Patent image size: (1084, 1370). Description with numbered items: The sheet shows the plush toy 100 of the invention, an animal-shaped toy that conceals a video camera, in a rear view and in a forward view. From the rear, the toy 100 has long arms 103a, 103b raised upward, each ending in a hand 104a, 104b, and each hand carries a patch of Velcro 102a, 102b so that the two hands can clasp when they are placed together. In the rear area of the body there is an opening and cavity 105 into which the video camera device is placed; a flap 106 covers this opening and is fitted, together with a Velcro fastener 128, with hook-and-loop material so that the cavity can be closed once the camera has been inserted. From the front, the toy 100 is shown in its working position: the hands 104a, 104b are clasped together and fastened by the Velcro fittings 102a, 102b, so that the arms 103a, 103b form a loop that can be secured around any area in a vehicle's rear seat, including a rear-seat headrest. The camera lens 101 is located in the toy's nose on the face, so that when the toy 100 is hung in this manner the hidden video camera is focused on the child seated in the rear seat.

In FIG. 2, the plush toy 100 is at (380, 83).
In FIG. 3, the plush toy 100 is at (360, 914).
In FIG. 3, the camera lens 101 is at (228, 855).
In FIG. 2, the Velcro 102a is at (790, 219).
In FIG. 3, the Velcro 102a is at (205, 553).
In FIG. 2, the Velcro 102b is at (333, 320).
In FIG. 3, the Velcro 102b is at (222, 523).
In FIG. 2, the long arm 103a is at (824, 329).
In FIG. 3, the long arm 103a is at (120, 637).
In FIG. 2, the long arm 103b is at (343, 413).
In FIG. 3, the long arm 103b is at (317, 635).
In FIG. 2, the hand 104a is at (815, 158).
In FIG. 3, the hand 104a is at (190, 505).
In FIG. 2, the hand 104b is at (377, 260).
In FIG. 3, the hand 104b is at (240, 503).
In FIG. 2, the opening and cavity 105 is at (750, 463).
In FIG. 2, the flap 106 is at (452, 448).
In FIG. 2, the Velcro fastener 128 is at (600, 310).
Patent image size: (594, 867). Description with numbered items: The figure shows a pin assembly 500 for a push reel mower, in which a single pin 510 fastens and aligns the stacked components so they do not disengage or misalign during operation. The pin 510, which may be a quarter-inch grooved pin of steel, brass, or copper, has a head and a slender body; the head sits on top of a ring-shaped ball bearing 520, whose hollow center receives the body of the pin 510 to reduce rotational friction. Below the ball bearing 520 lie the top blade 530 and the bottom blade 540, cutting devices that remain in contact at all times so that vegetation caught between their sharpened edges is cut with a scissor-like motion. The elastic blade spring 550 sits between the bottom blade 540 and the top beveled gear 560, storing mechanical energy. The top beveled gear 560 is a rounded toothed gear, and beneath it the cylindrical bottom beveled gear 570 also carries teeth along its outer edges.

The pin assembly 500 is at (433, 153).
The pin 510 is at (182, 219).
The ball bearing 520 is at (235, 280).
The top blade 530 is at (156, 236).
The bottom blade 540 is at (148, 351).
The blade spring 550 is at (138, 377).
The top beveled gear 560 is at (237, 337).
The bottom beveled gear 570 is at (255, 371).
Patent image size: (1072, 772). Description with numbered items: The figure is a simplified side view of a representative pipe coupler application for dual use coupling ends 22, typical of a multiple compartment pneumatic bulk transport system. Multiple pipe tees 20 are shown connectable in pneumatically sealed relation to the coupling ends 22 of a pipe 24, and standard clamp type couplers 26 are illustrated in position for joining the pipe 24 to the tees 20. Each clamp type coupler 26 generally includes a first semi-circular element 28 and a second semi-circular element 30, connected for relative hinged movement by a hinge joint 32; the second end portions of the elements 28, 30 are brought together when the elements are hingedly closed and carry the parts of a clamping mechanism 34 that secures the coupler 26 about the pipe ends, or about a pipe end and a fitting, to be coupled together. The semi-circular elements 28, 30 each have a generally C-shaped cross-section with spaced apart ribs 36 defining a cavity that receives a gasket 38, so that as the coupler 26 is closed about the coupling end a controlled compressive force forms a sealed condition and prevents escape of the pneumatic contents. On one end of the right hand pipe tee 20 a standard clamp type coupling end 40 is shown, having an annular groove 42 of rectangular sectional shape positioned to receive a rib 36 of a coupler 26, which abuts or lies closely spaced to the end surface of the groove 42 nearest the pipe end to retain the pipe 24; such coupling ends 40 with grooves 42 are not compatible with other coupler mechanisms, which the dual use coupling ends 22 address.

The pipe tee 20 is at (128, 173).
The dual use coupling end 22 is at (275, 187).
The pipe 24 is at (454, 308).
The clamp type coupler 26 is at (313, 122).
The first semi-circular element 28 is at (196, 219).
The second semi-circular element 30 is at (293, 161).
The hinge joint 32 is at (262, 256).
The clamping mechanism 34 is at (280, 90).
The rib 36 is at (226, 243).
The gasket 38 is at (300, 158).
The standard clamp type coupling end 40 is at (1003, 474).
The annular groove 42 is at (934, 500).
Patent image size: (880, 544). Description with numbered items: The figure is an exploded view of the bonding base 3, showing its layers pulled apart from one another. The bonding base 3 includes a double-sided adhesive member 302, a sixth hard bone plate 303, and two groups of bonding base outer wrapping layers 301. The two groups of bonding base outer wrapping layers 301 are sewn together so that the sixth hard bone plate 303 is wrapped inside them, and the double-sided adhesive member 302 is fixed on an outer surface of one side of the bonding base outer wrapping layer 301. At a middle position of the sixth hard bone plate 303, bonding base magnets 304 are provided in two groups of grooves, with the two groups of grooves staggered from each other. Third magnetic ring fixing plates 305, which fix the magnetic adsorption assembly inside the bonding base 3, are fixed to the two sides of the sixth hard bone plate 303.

• [YOUR TASK]: Rewrite every line of the records above as a single numbered list, leaving out the blank lines.

• [SOLUTION]:
1. Patent image size: (1084, 1370). Description with numbered items: The sheet shows the plush toy 100 of the invention, an animal-shaped toy that conceals a video camera, in a rear view and in a forward view. From the rear, the toy 100 has long arms 103a, 103b raised upward, each ending in a hand 104a, 104b, and each hand carries a patch of Velcro 102a, 102b so that the two hands can clasp when they are placed together. In the rear area of the body there is an opening and cavity 105 into which the video camera device is placed; a flap 106 covers this opening and is fitted, together with a Velcro fastener 128, with hook-and-loop material so that the cavity can be closed once the camera has been inserted. From the front, the toy 100 is shown in its working position: the hands 104a, 104b are clasped together and fastened by the Velcro fittings 102a, 102b, so that the arms 103a, 103b form a loop that can be secured around any area in a vehicle's rear seat, including a rear-seat headrest. The camera lens 101 is located in the toy's nose on the face, so that when the toy 100 is hung in this manner the hidden video camera is focused on the child seated in the rear seat.
2. In FIG. 2, the plush toy 100 is at (380, 83).
3. In FIG. 3, the plush toy 100 is at (360, 914).
4. In FIG. 3, the camera lens 101 is at (228, 855).
5. In FIG. 2, the Velcro 102a is at (790, 219).
6. In FIG. 3, the Velcro 102a is at (205, 553).
7. In FIG. 2, the Velcro 102b is at (333, 320).
8. In FIG. 3, the Velcro 102b is at (222, 523).
9. In FIG. 2, the long arm 103a is at (824, 329).
10. In FIG. 3, the long arm 103a is at (120, 637).
11. In FIG. 2, the long arm 103b is at (343, 413).
12. In FIG. 3, the long arm 103b is at (317, 635).
13. In FIG. 2, the hand 104a is at (815, 158).
14. In FIG. 3, the hand 104a is at (190, 505).
15. In FIG. 2, the hand 104b is at (377, 260).
16. In FIG. 3, the hand 104b is at (240, 503).
17. In FIG. 2, the opening and cavity 105 is at (750, 463).
18. In FIG. 2, the flap 106 is at (452, 448).
19. In FIG. 2, the Velcro fastener 128 is at (600, 310).
20. Patent image size: (594, 867). Description with numbered items: The figure shows a pin assembly 500 for a push reel mower, in which a single pin 510 fastens and aligns the stacked components so they do not disengage or misalign during operation. The pin 510, which may be a quarter-inch grooved pin of steel, brass, or copper, has a head and a slender body; the head sits on top of a ring-shaped ball bearing 520, whose hollow center receives the body of the pin 510 to reduce rotational friction. Below the ball bearing 520 lie the top blade 530 and the bottom blade 540, cutting devices that remain in contact at all times so that vegetation caught between their sharpened edges is cut with a scissor-like motion. The elastic blade spring 550 sits between the bottom blade 540 and the top beveled gear 560, storing mechanical energy. The top beveled gear 560 is a rounded toothed gear, and beneath it the cylindrical bottom beveled gear 570 also carries teeth along its outer edges.
21. The pin assembly 500 is at (433, 153).
22. The pin 510 is at (182, 219).
23. The ball bearing 520 is at (235, 280).
24. The top blade 530 is at (156, 236).
25. The bottom blade 540 is at (148, 351).
26. The blade spring 550 is at (138, 377).
27. The top beveled gear 560 is at (237, 337).
28. The bottom beveled gear 570 is at (255, 371).
29. Patent image size: (1072, 772). Description with numbered items: The figure is a simplified side view of a representative pipe coupler application for dual use coupling ends 22, typical of a multiple compartment pneumatic bulk transport system. Multiple pipe tees 20 are shown connectable in pneumatically sealed relation to the coupling ends 22 of a pipe 24, and standard clamp type couplers 26 are illustrated in position for joining the pipe 24 to the tees 20. Each clamp type coupler 26 generally includes a first semi-circular element 28 and a second semi-circular element 30, connected for relative hinged movement by a hinge joint 32; the second end portions of the elements 28, 30 are brought together when the elements are hingedly closed and carry the parts of a clamping mechanism 34 that secures the coupler 26 about the pipe ends, or about a pipe end and a fitting, to be coupled together. The semi-circular elements 28, 30 each have a generally C-shaped cross-section with spaced apart ribs 36 defining a cavity that receives a gasket 38, so that as the coupler 26 is closed about the coupling end a controlled compressive force forms a sealed condition and prevents escape of the pneumatic contents. On one end of the right hand pipe tee 20 a standard clamp type coupling end 40 is shown, having an annular groove 42 of rectangular sectional shape positioned to receive a rib 36 of a coupler 26, which abuts or lies closely spaced to the end surface of the groove 42 nearest the pipe end to retain the pipe 24; such coupling ends 40 with grooves 42 are not compatible with other coupler mechanisms, which the dual use coupling ends 22 address.
30. The pipe tee 20 is at (128, 173).
31. The dual use coupling end 22 is at (275, 187).
32. The pipe 24 is at (454, 308).
33. The clamp type coupler 26 is at (313, 122).
34. The first semi-circular element 28 is at (196, 219).
35. The second semi-circular element 30 is at (293, 161).
36. The hinge joint 32 is at (262, 256).
37. The clamping mechanism 34 is at (280, 90).
38. The rib 36 is at (226, 243).
39. The gasket 38 is at (300, 158).
40. The standard clamp type coupling end 40 is at (1003, 474).
41. The annular groove 42 is at (934, 500).
42. Patent image size: (880, 544). Description with numbered items: The figure is an exploded view of the bonding base 3, showing its layers pulled apart from one another. The bonding base 3 includes a double-sided adhesive member 302, a sixth hard bone plate 303, and two groups of bonding base outer wrapping layers 301. The two groups of bonding base outer wrapping layers 301 are sewn together so that the sixth hard bone plate 303 is wrapped inside them, and the double-sided adhesive member 302 is fixed on an outer surface of one side of the bonding base outer wrapping layer 301. At a middle position of the sixth hard bone plate 303, bonding base magnets 304 are provided in two groups of grooves, with the two groups of grooves staggered from each other. Third magnetic ring fixing plates 305, which fix the magnetic adsorption assembly inside the bonding base 3, are fixed to the two sides of the sixth hard bone plate 303.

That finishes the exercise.